"""

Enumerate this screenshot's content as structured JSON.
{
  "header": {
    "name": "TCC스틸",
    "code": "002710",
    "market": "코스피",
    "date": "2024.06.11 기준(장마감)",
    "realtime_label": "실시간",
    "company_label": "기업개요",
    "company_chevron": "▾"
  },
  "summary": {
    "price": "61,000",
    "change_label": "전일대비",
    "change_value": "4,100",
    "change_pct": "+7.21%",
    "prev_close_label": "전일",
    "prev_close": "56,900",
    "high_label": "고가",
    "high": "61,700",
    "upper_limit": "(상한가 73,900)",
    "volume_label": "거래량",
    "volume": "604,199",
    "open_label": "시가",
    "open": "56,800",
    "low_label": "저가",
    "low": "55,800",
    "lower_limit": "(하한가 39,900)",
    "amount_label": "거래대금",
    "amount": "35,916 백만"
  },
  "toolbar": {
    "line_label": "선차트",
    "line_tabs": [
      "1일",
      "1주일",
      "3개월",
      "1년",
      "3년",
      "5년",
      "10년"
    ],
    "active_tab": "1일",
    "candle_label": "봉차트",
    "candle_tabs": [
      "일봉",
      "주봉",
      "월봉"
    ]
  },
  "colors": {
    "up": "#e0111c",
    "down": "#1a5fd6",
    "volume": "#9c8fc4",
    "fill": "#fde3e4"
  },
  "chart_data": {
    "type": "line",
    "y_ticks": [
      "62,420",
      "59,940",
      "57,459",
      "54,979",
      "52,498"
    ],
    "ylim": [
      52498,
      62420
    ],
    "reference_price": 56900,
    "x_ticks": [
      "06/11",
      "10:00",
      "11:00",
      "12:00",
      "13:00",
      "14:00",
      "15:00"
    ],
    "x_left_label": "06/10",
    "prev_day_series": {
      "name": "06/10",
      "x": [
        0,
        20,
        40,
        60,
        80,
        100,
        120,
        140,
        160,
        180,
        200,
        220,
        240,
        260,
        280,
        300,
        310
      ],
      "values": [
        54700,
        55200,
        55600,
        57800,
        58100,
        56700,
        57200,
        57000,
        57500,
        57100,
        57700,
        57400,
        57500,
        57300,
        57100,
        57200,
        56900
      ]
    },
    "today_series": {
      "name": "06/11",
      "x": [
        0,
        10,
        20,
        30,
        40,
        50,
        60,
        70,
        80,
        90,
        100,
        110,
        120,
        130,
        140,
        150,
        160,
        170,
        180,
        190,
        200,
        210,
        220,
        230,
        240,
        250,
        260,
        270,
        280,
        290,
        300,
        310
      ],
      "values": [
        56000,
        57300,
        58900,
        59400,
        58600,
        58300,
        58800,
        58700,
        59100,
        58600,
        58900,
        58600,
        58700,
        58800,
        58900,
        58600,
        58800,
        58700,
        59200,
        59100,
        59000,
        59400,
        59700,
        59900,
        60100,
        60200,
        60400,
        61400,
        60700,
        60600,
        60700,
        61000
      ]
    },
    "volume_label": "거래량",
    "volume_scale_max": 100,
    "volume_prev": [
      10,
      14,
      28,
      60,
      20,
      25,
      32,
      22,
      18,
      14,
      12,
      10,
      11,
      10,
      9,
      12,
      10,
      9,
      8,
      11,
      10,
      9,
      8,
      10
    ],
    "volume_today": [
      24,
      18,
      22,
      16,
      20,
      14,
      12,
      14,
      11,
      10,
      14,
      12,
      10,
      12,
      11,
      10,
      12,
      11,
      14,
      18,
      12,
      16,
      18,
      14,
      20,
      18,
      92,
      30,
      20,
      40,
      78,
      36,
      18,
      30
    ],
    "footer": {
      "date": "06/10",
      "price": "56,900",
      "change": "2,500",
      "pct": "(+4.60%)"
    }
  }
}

"""

**Directions for this task:** Reproduce the full listing above, character for character.

**Solution to this exercise:**
Enumerate this screenshot's content as structured JSON.
{
  "header": {
    "name": "TCC스틸",
    "code": "002710",
    "market": "코스피",
    "date": "2024.06.11 기준(장마감)",
    "realtime_label": "실시간",
    "company_label": "기업개요",
    "company_chevron": "▾"
  },
  "summary": {
    "price": "61,000",
    "change_label": "전일대비",
    "change_value": "4,100",
    "change_pct": "+7.21%",
    "prev_close_label": "전일",
    "prev_close": "56,900",
    "high_label": "고가",
    "high": "61,700",
    "upper_limit": "(상한가 73,900)",
    "volume_label": "거래량",
    "volume": "604,199",
    "open_label": "시가",
    "open": "56,800",
    "low_label": "저가",
    "low": "55,800",
    "lower_limit": "(하한가 39,900)",
    "amount_label": "거래대금",
    "amount": "35,916 백만"
  },
  "toolbar": {
    "line_label": "선차트",
    "line_tabs": [
      "1일",
      "1주일",
      "3개월",
      "1년",
      "3년",
      "5년",
      "10년"
    ],
    "active_tab": "1일",
    "candle_label": "봉차트",
    "candle_tabs": [
      "일봉",
      "주봉",
      "월봉"
    ]
  },
  "colors": {
    "up": "#e0111c",
    "down": "#1a5fd6",
    "volume": "#9c8fc4",
    "fill": "#fde3e4"
  },
  "chart_data": {
    "type": "line",
    "y_ticks": [
      "62,420",
      "59,940",
      "57,459",
      "54,979",
      "52,498"
    ],
    "ylim": [
      52498,
      62420
    ],
    "reference_price": 56900,
    "x_ticks": [
      "06/11",
      "10:00",
      "11:00",
      "12:00",
      "13:00",
      "14:00",
      "15:00"
    ],
    "x_left_label": "06/10",
    "prev_day_series": {
      "name": "06/10",
      "x": [
        0,
        20,
        40,
        60,
        80,
        100,
        120,
        140,
        160,
        180,
        200,
        220,
        240,
        260,
        280,
        300,
        310
      ],
      "values": [
        54700,
        55200,
        55600,
        57800,
        58100,
        56700,
        57200,
        57000,
        57500,
        57100,
        57700,
        57400,
        57500,
        57300,
        57100,
        57200,
        56900
      ]
    },
    "today_series": {
      "name": "06/11",
      "x": [
        0,
        10,
        20,
        30,
        40,
        50,
        60,
        70,
        80,
        90,
        100,
        110,
        120,
        130,
        140,
        150,
        160,
        170,
        180,
        190,
        200,
        210,
        220,
        230,
        240,
        250,
        260,
        270,
        280,
        290,
        300,
        310
      ],
      "values": [
        56000,
        57300,
        58900,
        59400,
        58600,
        58300,
        58800,
        58700,
        59100,
        58600,
        58900,
        58600,
        58700,
        58800,
        58900,
        58600,
        58800,
        58700,
        59200,
        59100,
        59000,
        59400,
        59700,
        59900,
        60100,
        60200,
        60400,
        61400,
        60700,
        60600,
        60700,
        61000
      ]
    },
    "volume_label": "거래량",
    "volume_scale_max": 100,
    "volume_prev": [
      10,
      14,
      28,
      60,
      20,
      25,
      32,
      22,
      18,
      14,
      12,
      10,
      11,
      10,
      9,
      12,
      10,
      9,
      8,
      11,
      10,
      9,
      8,
      10
    ],
    "volume_today": [
      24,
      18,
      22,
      16,
      20,
      14,
      12,
      14,
      11,
      10,
      14,
      12,
      10,
      12,
      11,
      10,
      12,
      11,
      14,
      18,
      12,
      16,
      18,
      14,
      20,
      18,
      92,
      30,
      20,
      40,
      78,
      36,
      18,
      30
    ],
    "footer": {
      "date": "06/10",
      "price": "56,900",
      "change": "2,500",
      "pct": "(+4.60%)"
    }
  }
}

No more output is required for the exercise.